>>>
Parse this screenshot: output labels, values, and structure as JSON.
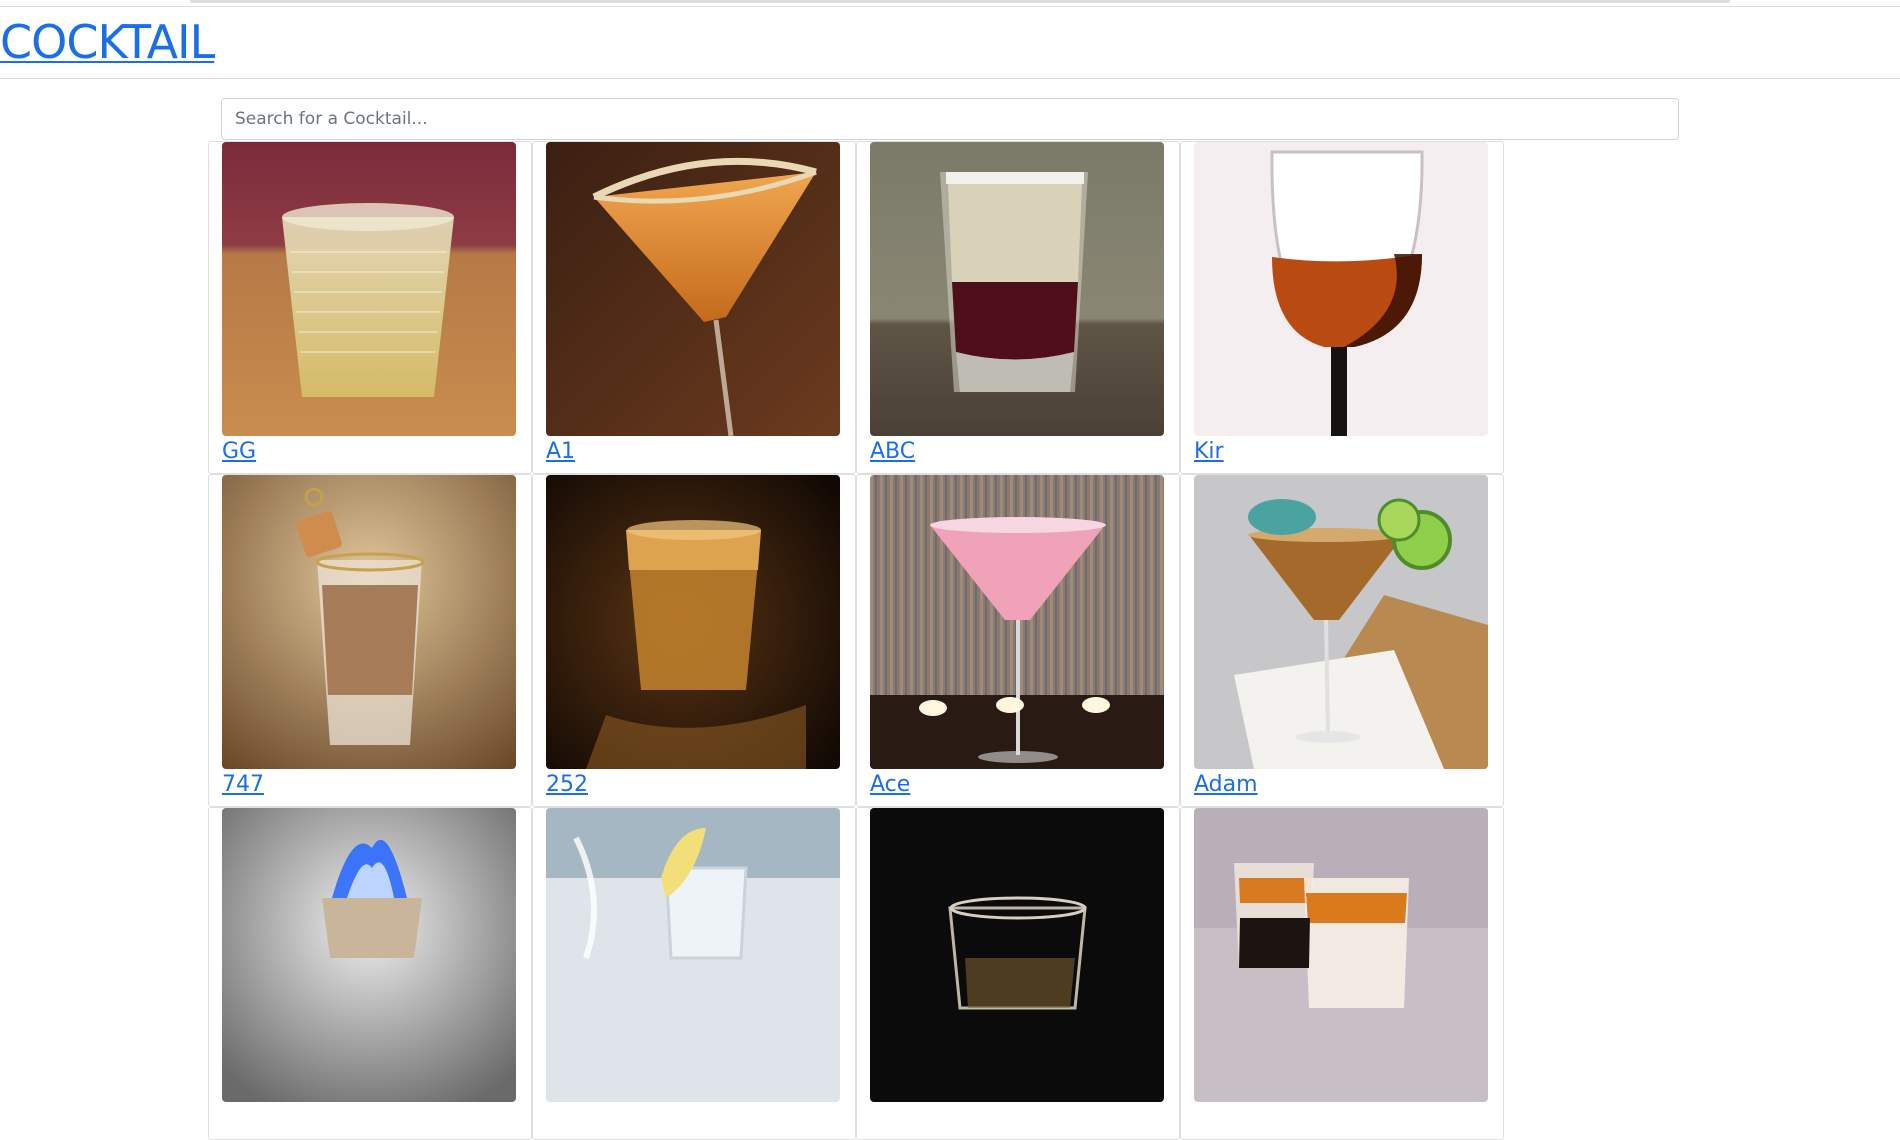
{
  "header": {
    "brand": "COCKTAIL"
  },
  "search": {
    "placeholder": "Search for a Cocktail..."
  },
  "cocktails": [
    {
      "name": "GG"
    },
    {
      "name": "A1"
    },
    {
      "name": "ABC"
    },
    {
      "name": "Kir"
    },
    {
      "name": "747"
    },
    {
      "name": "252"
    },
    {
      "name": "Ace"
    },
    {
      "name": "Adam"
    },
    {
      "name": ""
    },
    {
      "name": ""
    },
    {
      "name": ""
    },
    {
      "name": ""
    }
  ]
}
<<<
## GIVEN INSTRUCTION
Make an exact copy of every record, pictures excluded.

## ANSWER TO THE PROBLEM
Parse this screenshot: output labels, values, and structure as JSON.
{
  "header": {
    "brand": "COCKTAIL"
  },
  "search": {
    "placeholder": "Search for a Cocktail..."
  },
  "cocktails": [
    {
      "name": "GG"
    },
    {
      "name": "A1"
    },
    {
      "name": "ABC"
    },
    {
      "name": "Kir"
    },
    {
      "name": "747"
    },
    {
      "name": "252"
    },
    {
      "name": "Ace"
    },
    {
      "name": "Adam"
    },
    {
      "name": ""
    },
    {
      "name": ""
    },
    {
      "name": ""
    },
    {
      "name": ""
    }
  ]
}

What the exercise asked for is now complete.